■ Tasks to perform
(1) In the passage about MatTex, starting at "This was a quick" and ending at "and pasting required.", replace "problem sets" with "homework assignments" and write out that stretch again.
(2) Pick up the post about MatTex where it stops and write the next part.

■ Document section
....

This was a quick project started and finished at a Super Happy Dev House. The gist is, that I (used) to do a bunch of problem sets which required a combination of computation and explanation. If I can do something on a computer, I will, so I end up writing most of my problem sets in LaTeX. I thought it would be great if I could combine the two into one process, minimizing the amount of copying and pasting required.

PHP's inlining into HTML is quite convenient for quick and dirty jobs (as much as I hate actually coding in PHP), so I thought I would come up with a similar scheme for Matlab and LaTeX and MatTex was born. Here's a contrived, but illustrative example:

\documentclass{article}
\begin{document}
    Hello World.  Recently I found out that 1 + 1 =
<?ml
1 + 1
?>
\end{document}

MatTex Example 1

A particularly handy function in Matlab is “latex”, which formats symbolic expressions in LaTeX. One example of this is printing a matrix:

\documentclass{article}
\begin{document}
    \begin{displaymath}
<?ml
latex(sym([1,2,3,4;5,6,7,8;9,10,11,12]))

....

■ Bounding box prediction data
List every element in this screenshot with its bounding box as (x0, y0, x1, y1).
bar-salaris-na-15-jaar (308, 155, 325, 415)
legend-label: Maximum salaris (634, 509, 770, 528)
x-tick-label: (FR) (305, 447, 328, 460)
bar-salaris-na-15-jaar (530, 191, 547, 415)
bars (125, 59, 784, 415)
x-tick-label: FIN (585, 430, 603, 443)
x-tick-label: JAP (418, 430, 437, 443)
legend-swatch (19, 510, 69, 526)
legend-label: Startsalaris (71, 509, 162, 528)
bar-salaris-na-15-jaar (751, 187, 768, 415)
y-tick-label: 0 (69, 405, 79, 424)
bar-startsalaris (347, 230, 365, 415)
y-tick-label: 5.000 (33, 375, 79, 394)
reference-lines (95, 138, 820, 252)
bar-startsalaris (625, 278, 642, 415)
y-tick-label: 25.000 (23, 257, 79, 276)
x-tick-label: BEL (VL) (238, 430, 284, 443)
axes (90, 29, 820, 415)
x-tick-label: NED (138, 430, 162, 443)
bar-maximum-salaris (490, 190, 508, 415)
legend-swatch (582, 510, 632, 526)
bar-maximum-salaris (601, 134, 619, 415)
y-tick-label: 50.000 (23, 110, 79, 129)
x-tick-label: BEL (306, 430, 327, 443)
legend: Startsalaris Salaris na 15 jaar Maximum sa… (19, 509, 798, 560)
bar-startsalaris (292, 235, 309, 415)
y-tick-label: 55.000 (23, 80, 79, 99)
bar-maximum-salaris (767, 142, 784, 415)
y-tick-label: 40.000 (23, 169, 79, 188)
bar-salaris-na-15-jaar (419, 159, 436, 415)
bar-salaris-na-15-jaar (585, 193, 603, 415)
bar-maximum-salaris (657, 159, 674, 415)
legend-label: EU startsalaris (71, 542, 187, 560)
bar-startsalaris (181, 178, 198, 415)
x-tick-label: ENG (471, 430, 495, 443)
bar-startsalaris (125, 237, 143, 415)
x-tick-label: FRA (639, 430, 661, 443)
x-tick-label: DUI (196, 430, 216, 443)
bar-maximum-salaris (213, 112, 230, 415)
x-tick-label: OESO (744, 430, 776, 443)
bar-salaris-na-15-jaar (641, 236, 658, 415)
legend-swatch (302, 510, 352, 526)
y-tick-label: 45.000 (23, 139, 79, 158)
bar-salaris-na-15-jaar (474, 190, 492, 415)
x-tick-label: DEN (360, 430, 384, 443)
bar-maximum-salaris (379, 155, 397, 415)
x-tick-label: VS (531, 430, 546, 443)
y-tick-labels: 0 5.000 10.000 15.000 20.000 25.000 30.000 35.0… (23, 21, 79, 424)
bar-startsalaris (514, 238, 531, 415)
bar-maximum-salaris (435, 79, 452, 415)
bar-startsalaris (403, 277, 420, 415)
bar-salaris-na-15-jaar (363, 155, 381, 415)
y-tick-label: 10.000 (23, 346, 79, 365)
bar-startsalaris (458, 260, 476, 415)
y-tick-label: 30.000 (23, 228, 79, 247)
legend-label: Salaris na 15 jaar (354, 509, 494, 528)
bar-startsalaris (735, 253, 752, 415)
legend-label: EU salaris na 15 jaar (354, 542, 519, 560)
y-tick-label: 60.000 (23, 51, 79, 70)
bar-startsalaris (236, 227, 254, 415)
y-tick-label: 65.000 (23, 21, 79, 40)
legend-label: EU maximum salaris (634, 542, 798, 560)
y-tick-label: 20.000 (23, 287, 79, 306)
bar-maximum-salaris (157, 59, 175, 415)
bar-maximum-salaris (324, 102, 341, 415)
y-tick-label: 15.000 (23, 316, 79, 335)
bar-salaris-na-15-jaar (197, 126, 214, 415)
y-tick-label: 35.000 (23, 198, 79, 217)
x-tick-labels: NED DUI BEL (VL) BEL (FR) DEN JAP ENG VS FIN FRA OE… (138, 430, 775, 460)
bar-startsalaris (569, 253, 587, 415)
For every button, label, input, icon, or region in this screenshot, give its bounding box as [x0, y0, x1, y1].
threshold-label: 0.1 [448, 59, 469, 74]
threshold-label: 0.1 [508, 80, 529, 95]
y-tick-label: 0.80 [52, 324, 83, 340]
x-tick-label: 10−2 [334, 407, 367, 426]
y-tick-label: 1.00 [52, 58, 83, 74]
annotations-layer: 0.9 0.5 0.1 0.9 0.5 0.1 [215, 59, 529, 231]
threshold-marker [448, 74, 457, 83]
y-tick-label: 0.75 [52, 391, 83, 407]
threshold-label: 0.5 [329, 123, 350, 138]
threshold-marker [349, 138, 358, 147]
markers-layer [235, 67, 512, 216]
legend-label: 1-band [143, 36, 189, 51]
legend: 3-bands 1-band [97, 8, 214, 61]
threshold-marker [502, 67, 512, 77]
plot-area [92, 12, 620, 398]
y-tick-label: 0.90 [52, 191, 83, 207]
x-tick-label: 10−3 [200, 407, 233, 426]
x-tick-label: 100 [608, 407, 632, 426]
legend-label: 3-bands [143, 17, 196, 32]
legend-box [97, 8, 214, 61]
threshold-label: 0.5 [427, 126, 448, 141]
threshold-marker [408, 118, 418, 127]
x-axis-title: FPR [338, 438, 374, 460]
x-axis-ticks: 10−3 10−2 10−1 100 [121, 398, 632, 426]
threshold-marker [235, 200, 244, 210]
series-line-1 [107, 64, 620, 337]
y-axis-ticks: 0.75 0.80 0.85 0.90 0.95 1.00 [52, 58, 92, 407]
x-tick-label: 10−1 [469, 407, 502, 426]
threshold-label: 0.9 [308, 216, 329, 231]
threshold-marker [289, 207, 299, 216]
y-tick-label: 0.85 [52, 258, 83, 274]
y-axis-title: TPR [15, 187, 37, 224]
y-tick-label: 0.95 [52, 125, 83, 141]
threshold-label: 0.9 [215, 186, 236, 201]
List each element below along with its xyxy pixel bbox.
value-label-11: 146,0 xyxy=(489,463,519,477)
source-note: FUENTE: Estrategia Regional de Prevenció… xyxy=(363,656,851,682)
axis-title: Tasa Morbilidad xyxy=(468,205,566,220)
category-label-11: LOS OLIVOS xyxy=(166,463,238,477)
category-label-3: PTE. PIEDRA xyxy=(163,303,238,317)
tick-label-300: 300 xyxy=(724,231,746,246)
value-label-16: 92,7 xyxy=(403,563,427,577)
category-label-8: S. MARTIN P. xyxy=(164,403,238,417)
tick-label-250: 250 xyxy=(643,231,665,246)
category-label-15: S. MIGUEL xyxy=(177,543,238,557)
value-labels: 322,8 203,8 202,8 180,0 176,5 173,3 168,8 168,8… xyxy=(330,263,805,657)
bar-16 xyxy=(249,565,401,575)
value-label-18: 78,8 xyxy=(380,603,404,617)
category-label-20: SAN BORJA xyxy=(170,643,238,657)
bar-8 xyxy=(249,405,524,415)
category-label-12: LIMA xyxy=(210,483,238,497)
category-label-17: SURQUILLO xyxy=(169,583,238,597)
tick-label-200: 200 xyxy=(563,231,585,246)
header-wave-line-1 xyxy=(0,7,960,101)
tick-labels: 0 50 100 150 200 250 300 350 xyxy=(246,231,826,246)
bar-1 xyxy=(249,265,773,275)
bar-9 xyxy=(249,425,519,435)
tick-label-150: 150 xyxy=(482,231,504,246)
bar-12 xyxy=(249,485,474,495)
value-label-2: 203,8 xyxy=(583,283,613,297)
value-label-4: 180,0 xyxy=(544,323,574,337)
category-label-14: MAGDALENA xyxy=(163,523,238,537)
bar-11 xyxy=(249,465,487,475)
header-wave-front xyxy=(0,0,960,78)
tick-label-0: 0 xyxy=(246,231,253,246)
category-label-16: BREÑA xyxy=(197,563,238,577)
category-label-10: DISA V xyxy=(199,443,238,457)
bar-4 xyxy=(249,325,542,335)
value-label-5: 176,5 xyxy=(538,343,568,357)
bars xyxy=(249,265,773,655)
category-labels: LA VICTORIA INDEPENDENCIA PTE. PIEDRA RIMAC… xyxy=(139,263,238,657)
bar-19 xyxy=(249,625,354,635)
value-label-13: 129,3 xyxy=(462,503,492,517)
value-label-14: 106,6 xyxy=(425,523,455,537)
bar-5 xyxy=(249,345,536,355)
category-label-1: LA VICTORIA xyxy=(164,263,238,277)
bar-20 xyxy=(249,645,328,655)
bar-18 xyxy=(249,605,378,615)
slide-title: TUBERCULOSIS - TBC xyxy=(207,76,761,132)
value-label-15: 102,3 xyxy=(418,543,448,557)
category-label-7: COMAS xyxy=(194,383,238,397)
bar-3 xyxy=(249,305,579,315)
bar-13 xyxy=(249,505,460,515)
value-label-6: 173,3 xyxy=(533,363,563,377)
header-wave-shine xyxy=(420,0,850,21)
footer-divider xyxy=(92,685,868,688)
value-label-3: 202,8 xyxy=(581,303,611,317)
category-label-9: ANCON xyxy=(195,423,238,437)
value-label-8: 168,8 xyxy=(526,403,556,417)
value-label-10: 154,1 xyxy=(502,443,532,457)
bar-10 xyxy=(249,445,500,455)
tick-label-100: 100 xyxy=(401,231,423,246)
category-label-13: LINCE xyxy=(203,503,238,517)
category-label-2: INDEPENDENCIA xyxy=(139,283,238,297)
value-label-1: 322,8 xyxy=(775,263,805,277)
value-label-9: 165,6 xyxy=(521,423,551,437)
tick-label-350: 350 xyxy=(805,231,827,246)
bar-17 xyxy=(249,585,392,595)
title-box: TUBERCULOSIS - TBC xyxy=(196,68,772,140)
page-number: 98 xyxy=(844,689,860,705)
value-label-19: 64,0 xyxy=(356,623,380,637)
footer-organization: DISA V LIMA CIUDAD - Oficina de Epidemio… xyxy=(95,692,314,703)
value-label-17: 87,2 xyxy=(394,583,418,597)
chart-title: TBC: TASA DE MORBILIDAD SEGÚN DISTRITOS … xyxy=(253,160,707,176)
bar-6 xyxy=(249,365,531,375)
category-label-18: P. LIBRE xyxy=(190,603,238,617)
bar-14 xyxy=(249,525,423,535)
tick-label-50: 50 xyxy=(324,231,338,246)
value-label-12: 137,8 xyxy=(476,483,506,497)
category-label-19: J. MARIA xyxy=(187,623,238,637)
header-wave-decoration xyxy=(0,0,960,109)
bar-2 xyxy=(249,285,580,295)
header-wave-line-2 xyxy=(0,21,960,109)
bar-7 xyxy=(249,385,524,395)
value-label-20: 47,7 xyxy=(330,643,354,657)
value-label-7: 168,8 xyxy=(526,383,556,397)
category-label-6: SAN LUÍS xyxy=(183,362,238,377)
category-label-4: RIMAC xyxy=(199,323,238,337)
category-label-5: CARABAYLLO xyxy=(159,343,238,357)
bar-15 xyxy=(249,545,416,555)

....

■ Answer set
(1)
This was a quick project started and finished at a Super Happy Dev House. The gist is, that I (used) to do a bunch of homework assignments which required a combination of computation and explanation. If I can do something on a computer, I will, so I end up writing most of my homework assignments in LaTeX. I thought it would be great if I could combine the two into one process, minimizing the amount of copying and pasting required.

(2)
?>
    \end{displaymath}
\end{document}

Matrix Example

For anyone who’s done matrices by hand in LaTeX, this is a lot less painful.

It's all quite a hack - It’s more or less a bash script which runs some perl regular expressions to parse out the Matlab, runs the Matlab, uses python to paste the Matlab back into the LaTeX (I would use perl, but my knowledge does not extend beyond regex one-liners), then runs your LaTeX distro of choice (I use TeXShop on my MacBook).

If you want to take a look yourself, I’ve put the code up at github under an MIT License. A word of warning, I coded it amidst heavy socializing all afternoon, so its not exactly my best work. At the moment it requires that the ‘<?ml’ and ‘?>’ reside on their own lines. You’re welcome to fix it though and commit said fix to github!